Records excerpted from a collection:
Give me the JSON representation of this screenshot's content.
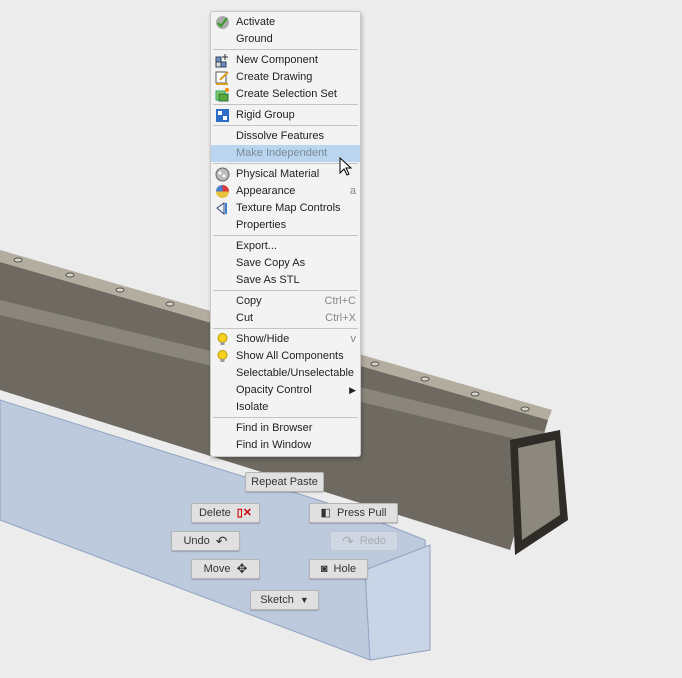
{
  "context_menu": {
    "groups": [
      [
        {
          "label": "Activate",
          "icon": "check-icon"
        },
        {
          "label": "Ground"
        }
      ],
      [
        {
          "label": "New Component",
          "icon": "new-component-icon"
        },
        {
          "label": "Create Drawing",
          "icon": "drawing-icon"
        },
        {
          "label": "Create Selection Set",
          "icon": "selection-set-icon"
        }
      ],
      [
        {
          "label": "Rigid Group",
          "icon": "rigid-group-icon"
        }
      ],
      [
        {
          "label": "Dissolve Features"
        },
        {
          "label": "Make Independent",
          "highlighted": true,
          "disabled": true
        }
      ],
      [
        {
          "label": "Physical Material",
          "icon": "material-icon"
        },
        {
          "label": "Appearance",
          "icon": "appearance-icon",
          "shortcut": "a"
        },
        {
          "label": "Texture Map Controls",
          "icon": "texture-icon"
        },
        {
          "label": "Properties"
        }
      ],
      [
        {
          "label": "Export..."
        },
        {
          "label": "Save Copy As"
        },
        {
          "label": "Save As STL"
        }
      ],
      [
        {
          "label": "Copy",
          "shortcut": "Ctrl+C"
        },
        {
          "label": "Cut",
          "shortcut": "Ctrl+X"
        }
      ],
      [
        {
          "label": "Show/Hide",
          "icon": "lightbulb-icon",
          "shortcut": "v"
        },
        {
          "label": "Show All Components",
          "icon": "lightbulb-icon"
        },
        {
          "label": "Selectable/Unselectable"
        },
        {
          "label": "Opacity Control",
          "submenu": true
        },
        {
          "label": "Isolate"
        }
      ],
      [
        {
          "label": "Find in Browser"
        },
        {
          "label": "Find in Window"
        }
      ]
    ]
  },
  "marking_menu": {
    "repeat_paste": "Repeat Paste",
    "delete": "Delete",
    "press_pull": "Press Pull",
    "undo": "Undo",
    "redo": "Redo",
    "move": "Move",
    "hole": "Hole",
    "sketch": "Sketch"
  },
  "colors": {
    "highlight": "#b9d5ef",
    "beam_dark": "#6f6a60",
    "beam_blue": "#b7c6dc"
  }
}
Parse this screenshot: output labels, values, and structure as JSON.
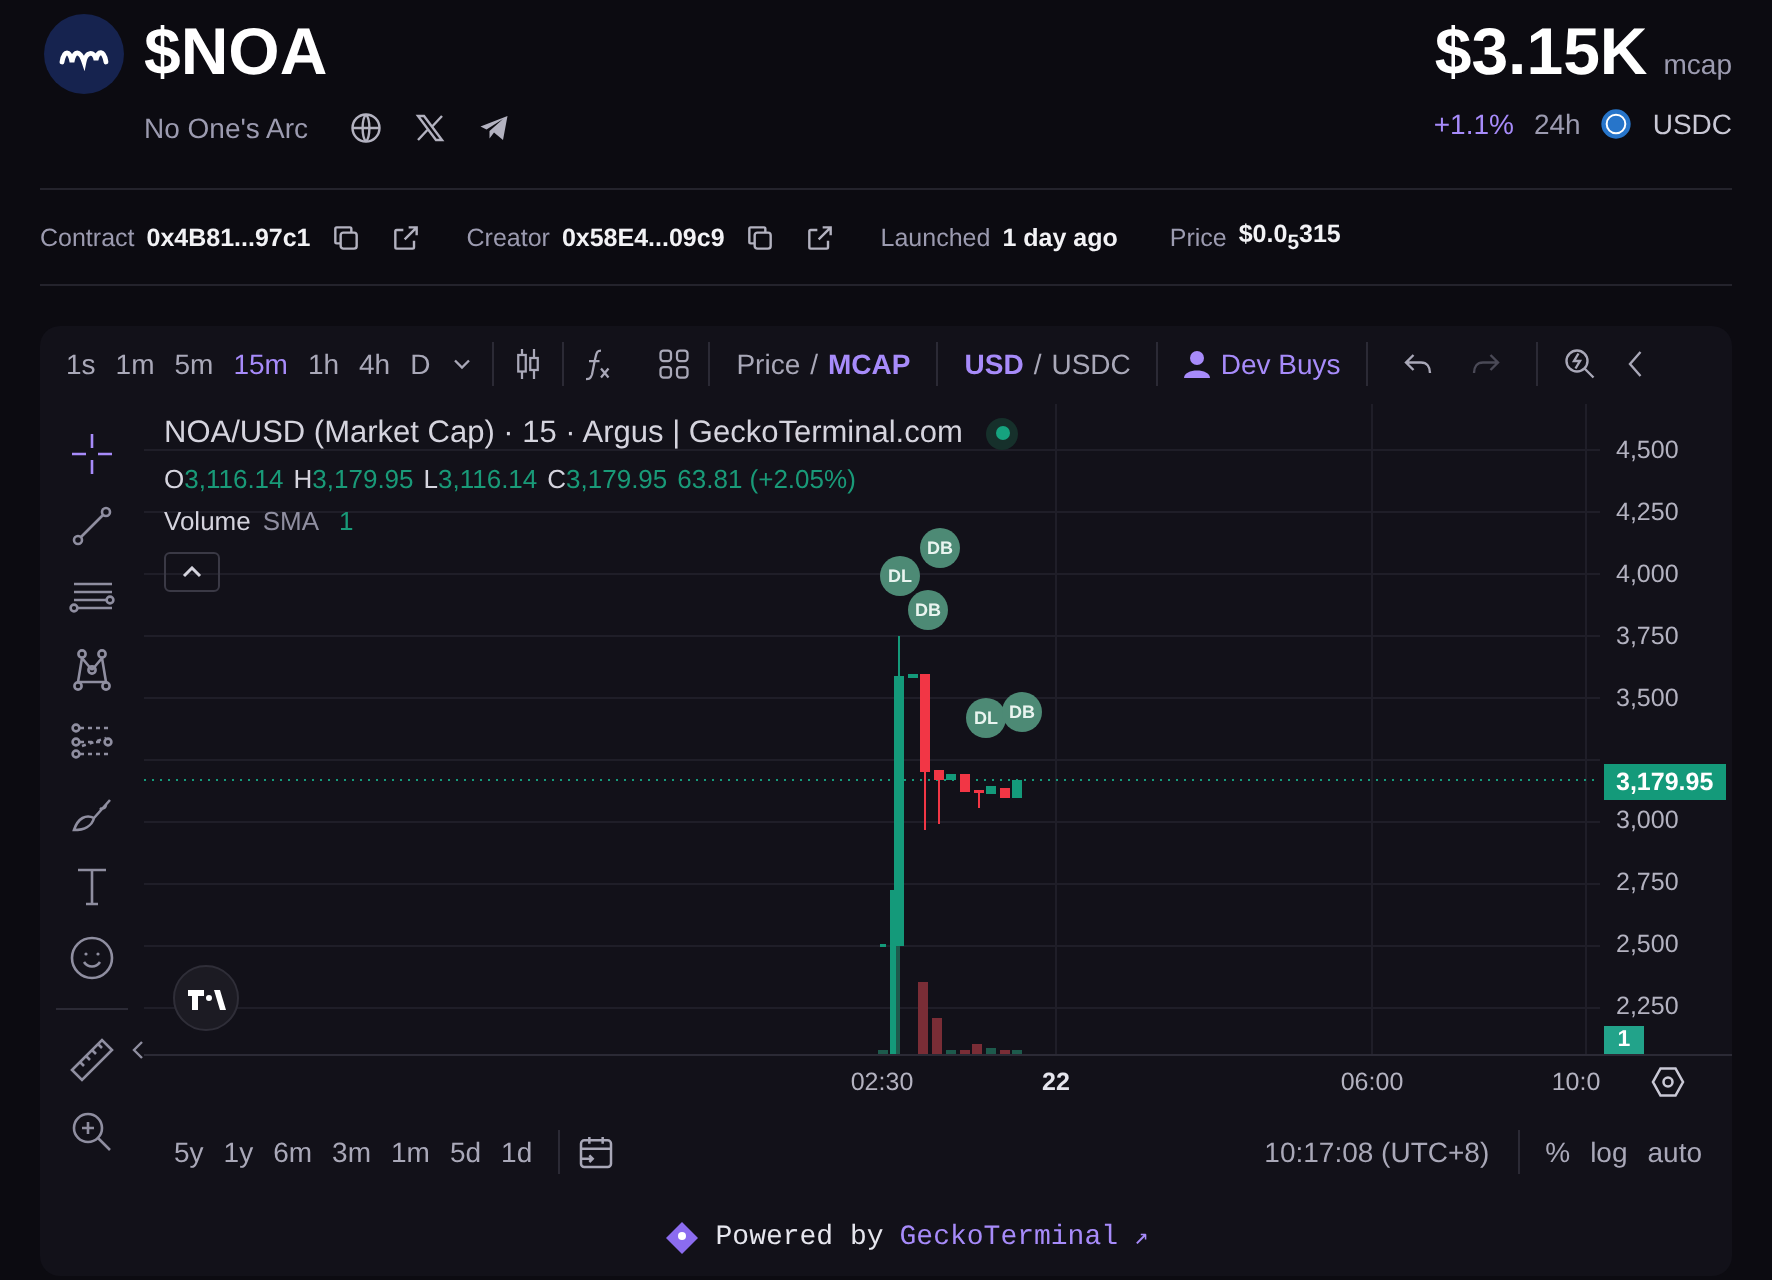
{
  "token": {
    "symbol": "$NOA",
    "name": "No One's Arc",
    "mcap": "$3.15K",
    "mcap_label": "mcap",
    "change": "+1.1%",
    "period": "24h",
    "quote": "USDC"
  },
  "info": [
    {
      "label": "Contract",
      "value": "0x4B81...97c1",
      "kind": "address"
    },
    {
      "label": "Creator",
      "value": "0x58E4...09c9",
      "kind": "address"
    },
    {
      "label": "Launched",
      "value": "1 day ago",
      "kind": "plain"
    },
    {
      "label": "Price",
      "value": "$0.0$_{5}$315",
      "kind": "plain"
    }
  ],
  "toolbar": {
    "intervals": [
      {
        "label": "1s",
        "selected": false
      },
      {
        "label": "1m",
        "selected": false
      },
      {
        "label": "5m",
        "selected": false
      },
      {
        "label": "15m",
        "selected": true
      },
      {
        "label": "1h",
        "selected": false
      },
      {
        "label": "4h",
        "selected": false
      },
      {
        "label": "D",
        "selected": false
      }
    ],
    "price_modes": [
      {
        "label": "Price",
        "selected": false
      },
      {
        "label": "MCAP",
        "selected": true
      }
    ],
    "currencies": [
      {
        "label": "USD",
        "selected": true
      },
      {
        "label": "USDC",
        "selected": false
      }
    ],
    "separator": "/",
    "dev_buys": "Dev Buys",
    "redo_disabled": true
  },
  "drawing_tools": [
    {
      "kind": "crosshair",
      "selected": true
    },
    {
      "kind": "trendline",
      "selected": false
    },
    {
      "kind": "lines",
      "selected": false
    },
    {
      "kind": "pattern",
      "selected": false
    },
    {
      "kind": "fib",
      "selected": false
    },
    {
      "kind": "brush",
      "selected": false
    },
    {
      "kind": "text",
      "selected": false
    },
    {
      "kind": "emoji",
      "selected": false
    },
    {
      "kind": "ruler",
      "selected": false
    },
    {
      "kind": "zoom",
      "selected": false
    }
  ],
  "legend": {
    "title": "NOA/USD (Market Cap) · 15 · Argus | GeckoTerminal.com",
    "ohlc": [
      {
        "key": "O",
        "value": "3,116.14"
      },
      {
        "key": "H",
        "value": "3,179.95"
      },
      {
        "key": "L",
        "value": "3,116.14"
      },
      {
        "key": "C",
        "value": "3,179.95"
      }
    ],
    "change": "63.81 (+2.05%)",
    "volume": "Volume",
    "sma": "SMA",
    "sma_value": "1"
  },
  "markers": [
    {
      "label": "DL"
    },
    {
      "label": "DB"
    },
    {
      "label": "DB"
    },
    {
      "label": "DL"
    },
    {
      "label": "DB"
    }
  ],
  "price_ticks_upper": [
    "4,500",
    "4,250",
    "4,000",
    "3,750",
    "3,500"
  ],
  "price_ticks_lower": [
    "3,000",
    "2,750",
    "2,500",
    "2,250"
  ],
  "last_price": "3,179.95",
  "volume_badge": "1",
  "time_ticks": [
    {
      "label": "02:30",
      "kind": "time"
    },
    {
      "label": "22",
      "kind": "date"
    },
    {
      "label": "06:00",
      "kind": "time"
    },
    {
      "label": "10:0",
      "kind": "time"
    }
  ],
  "ranges": [
    "5y",
    "1y",
    "6m",
    "3m",
    "1m",
    "5d",
    "1d"
  ],
  "clock": "10:17:08 (UTC+8)",
  "scale_options": [
    "%",
    "log",
    "auto"
  ],
  "footer": {
    "prefix": "Powered by",
    "brand": "GeckoTerminal",
    "arrow": "↗"
  }
}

**YOUR GOAL**
Look through the listing above. Pick out each line with "screenshot" and copy it.

**CORRECT RESULT**
Give me the JSON representation of this screenshot's content.
Parse this screenshot: output labels, values, and structure as JSON.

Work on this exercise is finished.